◆ **THE EXERCISE**: Copy the lines from the first one up to and including the line with "- signal-bar: [905, 444, 935, 542]", substituting "text-label" for every "svg-text" and keeping all else the same.

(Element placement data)
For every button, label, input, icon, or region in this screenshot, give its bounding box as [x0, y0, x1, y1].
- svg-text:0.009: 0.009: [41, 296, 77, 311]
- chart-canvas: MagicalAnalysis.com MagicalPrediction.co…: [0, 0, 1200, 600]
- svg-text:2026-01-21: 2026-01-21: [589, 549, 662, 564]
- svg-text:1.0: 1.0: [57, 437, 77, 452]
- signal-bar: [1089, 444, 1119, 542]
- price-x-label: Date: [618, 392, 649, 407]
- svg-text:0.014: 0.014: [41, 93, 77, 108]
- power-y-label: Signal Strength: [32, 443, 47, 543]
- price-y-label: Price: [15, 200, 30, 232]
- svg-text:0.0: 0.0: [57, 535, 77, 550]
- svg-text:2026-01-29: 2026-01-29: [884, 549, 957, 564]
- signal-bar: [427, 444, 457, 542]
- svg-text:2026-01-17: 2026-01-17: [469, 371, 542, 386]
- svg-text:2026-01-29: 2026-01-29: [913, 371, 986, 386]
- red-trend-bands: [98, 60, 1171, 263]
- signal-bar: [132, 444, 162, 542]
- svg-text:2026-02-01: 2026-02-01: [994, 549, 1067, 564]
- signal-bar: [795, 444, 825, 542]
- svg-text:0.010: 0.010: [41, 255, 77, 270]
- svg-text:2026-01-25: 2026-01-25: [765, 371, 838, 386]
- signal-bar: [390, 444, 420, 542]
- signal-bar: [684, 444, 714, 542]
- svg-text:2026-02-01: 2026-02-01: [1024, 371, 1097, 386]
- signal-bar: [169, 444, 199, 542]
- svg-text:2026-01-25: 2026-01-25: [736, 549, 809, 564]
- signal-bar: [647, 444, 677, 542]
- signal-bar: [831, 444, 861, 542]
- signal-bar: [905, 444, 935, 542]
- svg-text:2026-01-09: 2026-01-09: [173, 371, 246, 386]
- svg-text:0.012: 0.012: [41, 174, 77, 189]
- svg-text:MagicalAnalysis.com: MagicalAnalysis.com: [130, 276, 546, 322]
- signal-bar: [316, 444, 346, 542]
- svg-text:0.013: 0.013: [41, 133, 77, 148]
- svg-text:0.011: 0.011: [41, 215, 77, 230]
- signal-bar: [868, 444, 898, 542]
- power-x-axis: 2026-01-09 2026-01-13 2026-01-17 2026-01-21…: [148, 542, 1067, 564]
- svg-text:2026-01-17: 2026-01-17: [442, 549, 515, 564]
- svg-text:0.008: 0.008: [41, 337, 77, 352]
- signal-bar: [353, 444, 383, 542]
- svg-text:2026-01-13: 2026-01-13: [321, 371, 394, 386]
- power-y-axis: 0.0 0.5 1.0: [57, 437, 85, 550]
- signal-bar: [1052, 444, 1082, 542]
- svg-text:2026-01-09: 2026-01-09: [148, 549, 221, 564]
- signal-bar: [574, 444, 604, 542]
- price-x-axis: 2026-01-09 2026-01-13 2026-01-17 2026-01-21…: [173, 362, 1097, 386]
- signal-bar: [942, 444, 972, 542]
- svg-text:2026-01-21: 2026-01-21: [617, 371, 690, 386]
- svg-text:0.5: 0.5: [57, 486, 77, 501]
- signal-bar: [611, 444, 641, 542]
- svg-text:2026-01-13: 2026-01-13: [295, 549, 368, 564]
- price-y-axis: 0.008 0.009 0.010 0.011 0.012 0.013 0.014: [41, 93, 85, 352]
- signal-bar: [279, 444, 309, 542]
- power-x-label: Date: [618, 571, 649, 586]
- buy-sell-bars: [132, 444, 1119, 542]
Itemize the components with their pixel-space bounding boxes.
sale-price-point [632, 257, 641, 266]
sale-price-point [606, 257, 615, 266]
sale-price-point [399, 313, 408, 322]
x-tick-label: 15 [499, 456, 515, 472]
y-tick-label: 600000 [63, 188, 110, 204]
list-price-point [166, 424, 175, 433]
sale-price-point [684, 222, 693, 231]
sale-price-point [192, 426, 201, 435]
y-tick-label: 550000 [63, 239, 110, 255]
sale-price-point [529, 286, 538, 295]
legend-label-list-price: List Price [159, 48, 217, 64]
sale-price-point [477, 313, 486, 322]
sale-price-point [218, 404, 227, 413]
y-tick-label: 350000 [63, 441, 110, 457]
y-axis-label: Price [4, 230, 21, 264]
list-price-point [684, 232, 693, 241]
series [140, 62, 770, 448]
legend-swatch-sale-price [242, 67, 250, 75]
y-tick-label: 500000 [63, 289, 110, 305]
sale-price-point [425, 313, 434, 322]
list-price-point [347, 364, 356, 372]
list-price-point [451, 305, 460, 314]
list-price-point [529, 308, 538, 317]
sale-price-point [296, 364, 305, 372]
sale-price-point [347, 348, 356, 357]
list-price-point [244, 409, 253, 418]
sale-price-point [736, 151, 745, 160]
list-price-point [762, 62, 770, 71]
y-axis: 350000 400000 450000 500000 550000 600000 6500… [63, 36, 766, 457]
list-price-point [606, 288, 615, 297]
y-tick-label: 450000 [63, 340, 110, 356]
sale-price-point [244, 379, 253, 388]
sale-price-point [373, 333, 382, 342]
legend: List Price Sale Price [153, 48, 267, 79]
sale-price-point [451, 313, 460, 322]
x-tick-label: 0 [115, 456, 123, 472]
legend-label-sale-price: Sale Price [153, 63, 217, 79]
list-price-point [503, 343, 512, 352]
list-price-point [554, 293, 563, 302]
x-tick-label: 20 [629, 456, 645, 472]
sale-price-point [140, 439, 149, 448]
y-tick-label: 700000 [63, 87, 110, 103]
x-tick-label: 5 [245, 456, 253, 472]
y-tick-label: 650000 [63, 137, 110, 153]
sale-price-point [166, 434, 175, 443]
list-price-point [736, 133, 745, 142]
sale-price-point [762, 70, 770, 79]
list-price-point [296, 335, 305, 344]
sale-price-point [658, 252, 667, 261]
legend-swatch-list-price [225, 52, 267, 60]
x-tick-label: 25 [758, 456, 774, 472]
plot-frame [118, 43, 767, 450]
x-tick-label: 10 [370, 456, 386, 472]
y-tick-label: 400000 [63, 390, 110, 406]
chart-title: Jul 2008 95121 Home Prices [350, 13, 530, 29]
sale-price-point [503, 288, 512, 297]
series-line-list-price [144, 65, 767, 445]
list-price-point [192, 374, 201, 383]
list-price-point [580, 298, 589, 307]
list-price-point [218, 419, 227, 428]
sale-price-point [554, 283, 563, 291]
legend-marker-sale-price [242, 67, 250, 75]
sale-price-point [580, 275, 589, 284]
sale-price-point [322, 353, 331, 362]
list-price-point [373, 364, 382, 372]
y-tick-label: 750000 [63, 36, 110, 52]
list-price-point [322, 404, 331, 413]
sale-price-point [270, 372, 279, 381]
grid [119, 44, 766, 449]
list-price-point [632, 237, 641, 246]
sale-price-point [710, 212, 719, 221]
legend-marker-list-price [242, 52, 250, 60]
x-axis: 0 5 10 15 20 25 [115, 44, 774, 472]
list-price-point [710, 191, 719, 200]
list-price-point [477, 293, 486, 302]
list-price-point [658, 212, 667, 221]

◆ **FULL SOLUTION**:
For every button, label, input, icon, or region in this screenshot, give its bounding box as [x0, y0, x1, y1].
- text-label:0.009: 0.009: [41, 296, 77, 311]
- chart-canvas: MagicalAnalysis.com MagicalPrediction.co…: [0, 0, 1200, 600]
- text-label:2026-01-21: 2026-01-21: [589, 549, 662, 564]
- text-label:1.0: 1.0: [57, 437, 77, 452]
- signal-bar: [1089, 444, 1119, 542]
- price-x-label: Date: [618, 392, 649, 407]
- text-label:0.014: 0.014: [41, 93, 77, 108]
- power-y-label: Signal Strength: [32, 443, 47, 543]
- price-y-label: Price: [15, 200, 30, 232]
- text-label:0.0: 0.0: [57, 535, 77, 550]
- text-label:2026-01-29: 2026-01-29: [884, 549, 957, 564]
- signal-bar: [427, 444, 457, 542]
- text-label:2026-01-17: 2026-01-17: [469, 371, 542, 386]
- text-label:2026-01-29: 2026-01-29: [913, 371, 986, 386]
- red-trend-bands: [98, 60, 1171, 263]
- signal-bar: [132, 444, 162, 542]
- text-label:2026-02-01: 2026-02-01: [994, 549, 1067, 564]
- signal-bar: [795, 444, 825, 542]
- text-label:0.010: 0.010: [41, 255, 77, 270]
- text-label:2026-01-25: 2026-01-25: [765, 371, 838, 386]
- signal-bar: [390, 444, 420, 542]
- signal-bar: [684, 444, 714, 542]
- text-label:2026-02-01: 2026-02-01: [1024, 371, 1097, 386]
- signal-bar: [169, 444, 199, 542]
- text-label:2026-01-25: 2026-01-25: [736, 549, 809, 564]
- signal-bar: [647, 444, 677, 542]
- signal-bar: [831, 444, 861, 542]
- signal-bar: [905, 444, 935, 542]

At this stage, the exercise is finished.